◆ **Problem description**: Can you output the records below exactly as they are written?

◆ **Data to use**:
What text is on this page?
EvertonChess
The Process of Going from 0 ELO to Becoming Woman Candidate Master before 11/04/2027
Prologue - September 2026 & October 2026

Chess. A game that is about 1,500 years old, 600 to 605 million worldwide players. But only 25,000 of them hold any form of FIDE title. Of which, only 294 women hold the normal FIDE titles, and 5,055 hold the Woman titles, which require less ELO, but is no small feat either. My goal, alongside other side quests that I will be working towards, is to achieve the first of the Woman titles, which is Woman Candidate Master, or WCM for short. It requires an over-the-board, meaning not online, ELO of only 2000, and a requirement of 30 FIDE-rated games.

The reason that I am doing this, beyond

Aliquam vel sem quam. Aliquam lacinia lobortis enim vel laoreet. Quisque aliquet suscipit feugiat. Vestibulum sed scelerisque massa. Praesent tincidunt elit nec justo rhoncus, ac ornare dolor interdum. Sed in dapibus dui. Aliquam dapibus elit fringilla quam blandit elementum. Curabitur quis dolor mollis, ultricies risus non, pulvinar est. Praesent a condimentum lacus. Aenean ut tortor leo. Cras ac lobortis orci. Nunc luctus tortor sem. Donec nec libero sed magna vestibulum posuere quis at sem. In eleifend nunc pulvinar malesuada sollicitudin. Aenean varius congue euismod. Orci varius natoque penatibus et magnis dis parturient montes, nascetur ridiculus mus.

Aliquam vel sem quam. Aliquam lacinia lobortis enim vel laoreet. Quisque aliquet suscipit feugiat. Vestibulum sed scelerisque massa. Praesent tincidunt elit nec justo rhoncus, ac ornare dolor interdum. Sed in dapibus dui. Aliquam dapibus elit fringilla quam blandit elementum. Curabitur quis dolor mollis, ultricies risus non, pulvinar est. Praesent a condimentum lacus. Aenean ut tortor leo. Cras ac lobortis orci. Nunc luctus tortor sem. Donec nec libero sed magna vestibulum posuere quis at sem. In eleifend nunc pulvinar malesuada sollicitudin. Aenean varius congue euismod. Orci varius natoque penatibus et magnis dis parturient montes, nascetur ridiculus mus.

◆ **Output for this exercise**:
What text is on this page?
EvertonChess
The Process of Going from 0 ELO to Becoming Woman Candidate Master before 11/04/2027
Prologue - September 2026 & October 2026

Chess. A game that is about 1,500 years old, 600 to 605 million worldwide players. But only 25,000 of them hold any form of FIDE title. Of which, only 294 women hold the normal FIDE titles, and 5,055 hold the Woman titles, which require less ELO, but is no small feat either. My goal, alongside other side quests that I will be working towards, is to achieve the first of the Woman titles, which is Woman Candidate Master, or WCM for short. It requires an over-the-board, meaning not online, ELO of only 2000, and a requirement of 30 FIDE-rated games.

The reason that I am doing this, beyond

Aliquam vel sem quam. Aliquam lacinia lobortis enim vel laoreet. Quisque aliquet suscipit feugiat. Vestibulum sed scelerisque massa. Praesent tincidunt elit nec justo rhoncus, ac ornare dolor interdum. Sed in dapibus dui. Aliquam dapibus elit fringilla quam blandit elementum. Curabitur quis dolor mollis, ultricies risus non, pulvinar est. Praesent a condimentum lacus. Aenean ut tortor leo. Cras ac lobortis orci. Nunc luctus tortor sem. Donec nec libero sed magna vestibulum posuere quis at sem. In eleifend nunc pulvinar malesuada sollicitudin. Aenean varius congue euismod. Orci varius natoque penatibus et magnis dis parturient montes, nascetur ridiculus mus.

Aliquam vel sem quam. Aliquam lacinia lobortis enim vel laoreet. Quisque aliquet suscipit feugiat. Vestibulum sed scelerisque massa. Praesent tincidunt elit nec justo rhoncus, ac ornare dolor interdum. Sed in dapibus dui. Aliquam dapibus elit fringilla quam blandit elementum. Curabitur quis dolor mollis, ultricies risus non, pulvinar est. Praesent a condimentum lacus. Aenean ut tortor leo. Cras ac lobortis orci. Nunc luctus tortor sem. Donec nec libero sed magna vestibulum posuere quis at sem. In eleifend nunc pulvinar malesuada sollicitudin. Aenean varius congue euismod. Orci varius natoque penatibus et magnis dis parturient montes, nascetur ridiculus mus.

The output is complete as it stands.